=== Dataset rows about figures ===
———

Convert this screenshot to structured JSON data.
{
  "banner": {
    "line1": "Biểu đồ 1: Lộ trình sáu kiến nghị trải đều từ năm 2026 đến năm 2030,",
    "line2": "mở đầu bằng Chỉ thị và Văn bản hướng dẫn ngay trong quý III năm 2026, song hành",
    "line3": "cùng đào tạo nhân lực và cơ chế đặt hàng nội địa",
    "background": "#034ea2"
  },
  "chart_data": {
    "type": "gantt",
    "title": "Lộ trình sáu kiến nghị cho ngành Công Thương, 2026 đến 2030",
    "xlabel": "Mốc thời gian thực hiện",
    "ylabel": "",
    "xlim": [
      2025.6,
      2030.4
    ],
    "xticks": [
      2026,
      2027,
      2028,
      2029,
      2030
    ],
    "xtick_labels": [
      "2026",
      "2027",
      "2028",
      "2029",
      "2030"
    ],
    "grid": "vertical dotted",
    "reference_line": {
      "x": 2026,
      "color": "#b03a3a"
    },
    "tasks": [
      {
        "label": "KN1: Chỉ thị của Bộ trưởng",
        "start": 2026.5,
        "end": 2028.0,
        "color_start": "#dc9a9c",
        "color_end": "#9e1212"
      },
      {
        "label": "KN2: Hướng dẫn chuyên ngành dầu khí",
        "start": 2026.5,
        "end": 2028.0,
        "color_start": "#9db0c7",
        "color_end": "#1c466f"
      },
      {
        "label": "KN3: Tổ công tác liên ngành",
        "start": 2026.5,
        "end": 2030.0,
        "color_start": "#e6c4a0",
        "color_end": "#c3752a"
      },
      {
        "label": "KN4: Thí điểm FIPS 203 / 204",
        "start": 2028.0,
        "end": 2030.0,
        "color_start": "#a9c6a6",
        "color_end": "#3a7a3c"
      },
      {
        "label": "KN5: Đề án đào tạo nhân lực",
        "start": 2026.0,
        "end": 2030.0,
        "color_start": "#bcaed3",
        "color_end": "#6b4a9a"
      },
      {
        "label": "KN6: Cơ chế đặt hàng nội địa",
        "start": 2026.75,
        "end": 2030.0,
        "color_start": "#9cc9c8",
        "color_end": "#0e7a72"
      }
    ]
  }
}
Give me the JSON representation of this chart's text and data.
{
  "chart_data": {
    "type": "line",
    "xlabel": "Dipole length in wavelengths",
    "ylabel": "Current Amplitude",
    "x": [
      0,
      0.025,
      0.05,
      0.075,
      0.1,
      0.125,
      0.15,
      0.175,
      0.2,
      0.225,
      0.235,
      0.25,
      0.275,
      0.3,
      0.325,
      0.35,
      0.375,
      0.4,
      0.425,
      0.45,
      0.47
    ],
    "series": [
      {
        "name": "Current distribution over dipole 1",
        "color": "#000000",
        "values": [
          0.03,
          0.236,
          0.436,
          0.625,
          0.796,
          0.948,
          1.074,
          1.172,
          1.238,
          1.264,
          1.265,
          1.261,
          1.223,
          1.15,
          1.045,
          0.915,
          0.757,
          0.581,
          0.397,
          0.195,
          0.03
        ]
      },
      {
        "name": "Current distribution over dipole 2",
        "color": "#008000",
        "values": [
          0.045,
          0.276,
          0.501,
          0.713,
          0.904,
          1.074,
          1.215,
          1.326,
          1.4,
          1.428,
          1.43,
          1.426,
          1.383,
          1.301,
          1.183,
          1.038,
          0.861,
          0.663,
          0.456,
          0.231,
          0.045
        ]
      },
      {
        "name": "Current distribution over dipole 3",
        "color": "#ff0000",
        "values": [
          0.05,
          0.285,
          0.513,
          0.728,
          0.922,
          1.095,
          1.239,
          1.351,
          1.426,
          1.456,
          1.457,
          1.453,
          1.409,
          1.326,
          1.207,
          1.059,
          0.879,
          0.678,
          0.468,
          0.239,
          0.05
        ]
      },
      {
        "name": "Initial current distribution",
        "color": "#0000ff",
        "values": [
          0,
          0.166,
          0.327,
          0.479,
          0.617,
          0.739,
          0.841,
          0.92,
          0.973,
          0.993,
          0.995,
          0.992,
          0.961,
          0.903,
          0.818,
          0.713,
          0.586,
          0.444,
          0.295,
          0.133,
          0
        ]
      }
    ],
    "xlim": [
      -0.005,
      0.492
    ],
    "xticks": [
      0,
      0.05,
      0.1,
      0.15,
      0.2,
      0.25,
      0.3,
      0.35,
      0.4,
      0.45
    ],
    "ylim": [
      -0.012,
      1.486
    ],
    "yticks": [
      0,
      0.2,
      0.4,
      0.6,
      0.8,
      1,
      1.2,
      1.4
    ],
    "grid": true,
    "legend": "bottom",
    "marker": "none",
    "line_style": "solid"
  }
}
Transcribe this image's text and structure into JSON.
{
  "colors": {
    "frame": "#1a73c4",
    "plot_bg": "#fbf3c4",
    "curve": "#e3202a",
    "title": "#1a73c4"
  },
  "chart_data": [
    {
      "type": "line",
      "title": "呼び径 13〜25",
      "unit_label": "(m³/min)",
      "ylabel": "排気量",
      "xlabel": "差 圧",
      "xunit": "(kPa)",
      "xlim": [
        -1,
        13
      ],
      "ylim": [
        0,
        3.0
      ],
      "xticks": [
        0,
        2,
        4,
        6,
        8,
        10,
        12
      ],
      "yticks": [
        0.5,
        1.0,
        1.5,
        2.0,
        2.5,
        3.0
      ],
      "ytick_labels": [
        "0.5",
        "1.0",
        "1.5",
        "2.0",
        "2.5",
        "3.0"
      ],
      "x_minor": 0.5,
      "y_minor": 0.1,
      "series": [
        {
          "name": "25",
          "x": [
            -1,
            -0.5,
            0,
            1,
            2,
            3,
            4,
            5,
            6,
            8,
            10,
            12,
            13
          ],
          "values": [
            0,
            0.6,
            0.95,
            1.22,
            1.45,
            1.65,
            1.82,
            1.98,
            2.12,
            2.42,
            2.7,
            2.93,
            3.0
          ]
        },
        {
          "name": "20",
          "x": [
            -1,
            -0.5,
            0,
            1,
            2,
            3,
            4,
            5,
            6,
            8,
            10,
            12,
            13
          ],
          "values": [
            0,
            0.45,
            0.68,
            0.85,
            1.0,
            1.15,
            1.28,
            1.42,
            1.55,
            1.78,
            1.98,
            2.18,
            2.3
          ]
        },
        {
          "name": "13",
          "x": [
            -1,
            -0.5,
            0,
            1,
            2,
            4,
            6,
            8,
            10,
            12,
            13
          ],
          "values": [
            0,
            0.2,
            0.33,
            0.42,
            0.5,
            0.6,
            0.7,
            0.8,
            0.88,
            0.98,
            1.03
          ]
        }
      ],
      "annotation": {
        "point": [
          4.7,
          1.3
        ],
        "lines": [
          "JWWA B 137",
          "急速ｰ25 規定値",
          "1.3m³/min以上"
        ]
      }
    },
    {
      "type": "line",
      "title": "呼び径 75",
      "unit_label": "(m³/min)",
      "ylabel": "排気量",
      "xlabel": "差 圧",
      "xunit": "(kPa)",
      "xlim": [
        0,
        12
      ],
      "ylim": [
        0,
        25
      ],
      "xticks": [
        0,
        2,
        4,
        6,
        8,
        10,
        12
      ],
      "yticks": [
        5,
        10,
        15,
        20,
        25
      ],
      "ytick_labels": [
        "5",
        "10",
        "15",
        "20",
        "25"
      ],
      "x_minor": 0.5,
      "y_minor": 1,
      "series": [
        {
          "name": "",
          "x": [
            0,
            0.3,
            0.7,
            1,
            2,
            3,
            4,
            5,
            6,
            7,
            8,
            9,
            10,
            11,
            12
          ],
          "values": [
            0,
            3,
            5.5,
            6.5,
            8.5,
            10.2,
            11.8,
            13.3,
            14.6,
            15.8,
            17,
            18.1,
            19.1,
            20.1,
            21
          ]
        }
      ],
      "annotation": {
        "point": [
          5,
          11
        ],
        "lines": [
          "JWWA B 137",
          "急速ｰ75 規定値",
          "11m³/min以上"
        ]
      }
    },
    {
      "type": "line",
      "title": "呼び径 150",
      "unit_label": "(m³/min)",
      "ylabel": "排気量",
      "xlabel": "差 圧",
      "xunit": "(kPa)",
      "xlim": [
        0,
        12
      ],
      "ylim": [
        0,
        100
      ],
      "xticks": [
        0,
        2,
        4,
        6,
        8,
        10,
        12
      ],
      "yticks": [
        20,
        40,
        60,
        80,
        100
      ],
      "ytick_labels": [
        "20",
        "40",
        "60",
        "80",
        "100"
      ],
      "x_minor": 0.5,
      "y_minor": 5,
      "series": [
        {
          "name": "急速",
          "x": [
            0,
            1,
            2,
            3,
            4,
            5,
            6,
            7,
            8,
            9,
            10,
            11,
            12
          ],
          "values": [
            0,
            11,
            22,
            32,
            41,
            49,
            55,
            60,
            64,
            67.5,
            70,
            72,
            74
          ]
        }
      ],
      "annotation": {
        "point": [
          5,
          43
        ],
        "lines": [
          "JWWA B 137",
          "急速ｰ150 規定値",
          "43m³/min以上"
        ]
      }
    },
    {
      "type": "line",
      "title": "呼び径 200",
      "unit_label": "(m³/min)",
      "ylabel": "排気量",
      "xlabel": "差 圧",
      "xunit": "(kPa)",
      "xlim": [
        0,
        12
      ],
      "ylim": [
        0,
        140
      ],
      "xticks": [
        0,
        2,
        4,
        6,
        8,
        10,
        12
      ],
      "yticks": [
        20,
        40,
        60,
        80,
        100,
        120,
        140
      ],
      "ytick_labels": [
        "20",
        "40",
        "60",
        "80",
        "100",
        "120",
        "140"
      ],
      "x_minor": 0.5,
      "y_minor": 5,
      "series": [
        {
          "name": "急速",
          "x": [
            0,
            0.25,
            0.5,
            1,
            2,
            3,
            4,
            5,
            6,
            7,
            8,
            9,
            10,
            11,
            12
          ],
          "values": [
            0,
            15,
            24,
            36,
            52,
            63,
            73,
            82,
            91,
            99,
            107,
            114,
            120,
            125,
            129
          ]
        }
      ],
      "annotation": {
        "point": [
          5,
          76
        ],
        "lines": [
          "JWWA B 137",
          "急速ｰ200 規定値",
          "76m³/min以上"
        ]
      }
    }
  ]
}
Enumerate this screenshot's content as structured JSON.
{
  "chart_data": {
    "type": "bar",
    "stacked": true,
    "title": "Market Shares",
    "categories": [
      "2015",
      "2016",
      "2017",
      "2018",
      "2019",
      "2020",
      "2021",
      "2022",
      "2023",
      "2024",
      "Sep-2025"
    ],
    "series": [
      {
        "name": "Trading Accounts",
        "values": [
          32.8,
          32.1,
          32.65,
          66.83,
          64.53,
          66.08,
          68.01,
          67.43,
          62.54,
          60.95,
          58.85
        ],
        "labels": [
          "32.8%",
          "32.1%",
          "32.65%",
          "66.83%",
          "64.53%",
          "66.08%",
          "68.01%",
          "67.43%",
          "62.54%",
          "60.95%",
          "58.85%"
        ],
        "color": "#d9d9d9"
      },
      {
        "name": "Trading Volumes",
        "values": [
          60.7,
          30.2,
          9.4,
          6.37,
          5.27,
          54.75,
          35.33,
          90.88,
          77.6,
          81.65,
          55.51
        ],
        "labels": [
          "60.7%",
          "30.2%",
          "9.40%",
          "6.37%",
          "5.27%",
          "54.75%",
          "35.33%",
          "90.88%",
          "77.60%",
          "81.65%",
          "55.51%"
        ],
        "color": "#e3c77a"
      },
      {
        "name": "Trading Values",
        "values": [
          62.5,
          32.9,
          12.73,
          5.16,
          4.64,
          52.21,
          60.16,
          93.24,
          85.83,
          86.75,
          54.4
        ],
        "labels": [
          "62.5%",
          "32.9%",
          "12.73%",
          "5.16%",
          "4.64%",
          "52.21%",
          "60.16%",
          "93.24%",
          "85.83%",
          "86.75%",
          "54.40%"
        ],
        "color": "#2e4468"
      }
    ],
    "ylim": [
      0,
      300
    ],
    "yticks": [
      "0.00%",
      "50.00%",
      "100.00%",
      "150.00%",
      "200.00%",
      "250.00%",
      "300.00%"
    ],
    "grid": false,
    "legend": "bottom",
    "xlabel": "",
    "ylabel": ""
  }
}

———

=== GIVEN INSTRUCTION ===
Take each line containing the string "ngành" and copy it out.

=== ANSWER FOR THE TASK ===
    "title": "Lộ trình sáu kiến nghị cho ngành Công Thương, 2026 đến 2030",
        "label": "KN2: Hướng dẫn chuyên ngành dầu khí",
        "label": "KN3: Tổ công tác liên ngành",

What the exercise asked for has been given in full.